▶ Instruction
How many lines of the material below contain the string "JSON"? Answer with the number and nothing else.

- - -

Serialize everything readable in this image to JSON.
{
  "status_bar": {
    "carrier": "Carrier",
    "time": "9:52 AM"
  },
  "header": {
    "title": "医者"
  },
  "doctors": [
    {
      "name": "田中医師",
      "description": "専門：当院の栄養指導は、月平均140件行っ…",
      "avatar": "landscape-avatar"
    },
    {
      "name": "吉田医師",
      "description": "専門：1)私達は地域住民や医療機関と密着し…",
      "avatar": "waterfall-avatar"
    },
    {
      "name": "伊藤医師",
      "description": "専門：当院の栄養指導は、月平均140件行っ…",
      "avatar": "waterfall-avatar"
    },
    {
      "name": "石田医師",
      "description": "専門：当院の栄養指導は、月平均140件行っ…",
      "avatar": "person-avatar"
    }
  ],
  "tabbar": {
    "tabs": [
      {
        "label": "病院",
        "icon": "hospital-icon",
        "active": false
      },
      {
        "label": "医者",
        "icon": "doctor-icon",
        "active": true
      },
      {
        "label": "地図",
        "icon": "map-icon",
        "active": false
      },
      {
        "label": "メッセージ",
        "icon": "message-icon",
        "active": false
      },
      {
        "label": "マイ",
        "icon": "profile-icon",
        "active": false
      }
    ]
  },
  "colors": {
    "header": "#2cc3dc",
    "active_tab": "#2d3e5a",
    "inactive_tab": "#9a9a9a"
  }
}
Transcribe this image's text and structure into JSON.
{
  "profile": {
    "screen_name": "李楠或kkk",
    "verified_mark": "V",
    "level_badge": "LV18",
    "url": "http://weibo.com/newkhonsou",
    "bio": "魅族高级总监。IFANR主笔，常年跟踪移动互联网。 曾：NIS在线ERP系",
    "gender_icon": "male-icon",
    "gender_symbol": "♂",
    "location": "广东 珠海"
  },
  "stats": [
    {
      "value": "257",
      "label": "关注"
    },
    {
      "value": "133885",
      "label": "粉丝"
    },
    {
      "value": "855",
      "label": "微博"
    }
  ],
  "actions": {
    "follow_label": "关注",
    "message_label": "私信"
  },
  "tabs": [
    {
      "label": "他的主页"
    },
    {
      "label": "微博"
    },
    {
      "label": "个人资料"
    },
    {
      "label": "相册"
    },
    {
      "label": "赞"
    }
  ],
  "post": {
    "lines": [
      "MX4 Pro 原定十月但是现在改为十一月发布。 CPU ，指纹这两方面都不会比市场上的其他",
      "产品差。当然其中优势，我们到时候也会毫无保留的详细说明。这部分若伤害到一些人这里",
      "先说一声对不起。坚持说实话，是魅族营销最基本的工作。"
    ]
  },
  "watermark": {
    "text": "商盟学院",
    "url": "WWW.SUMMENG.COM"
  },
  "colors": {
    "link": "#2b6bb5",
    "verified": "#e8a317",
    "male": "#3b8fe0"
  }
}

- - -

▶ Exercise result
2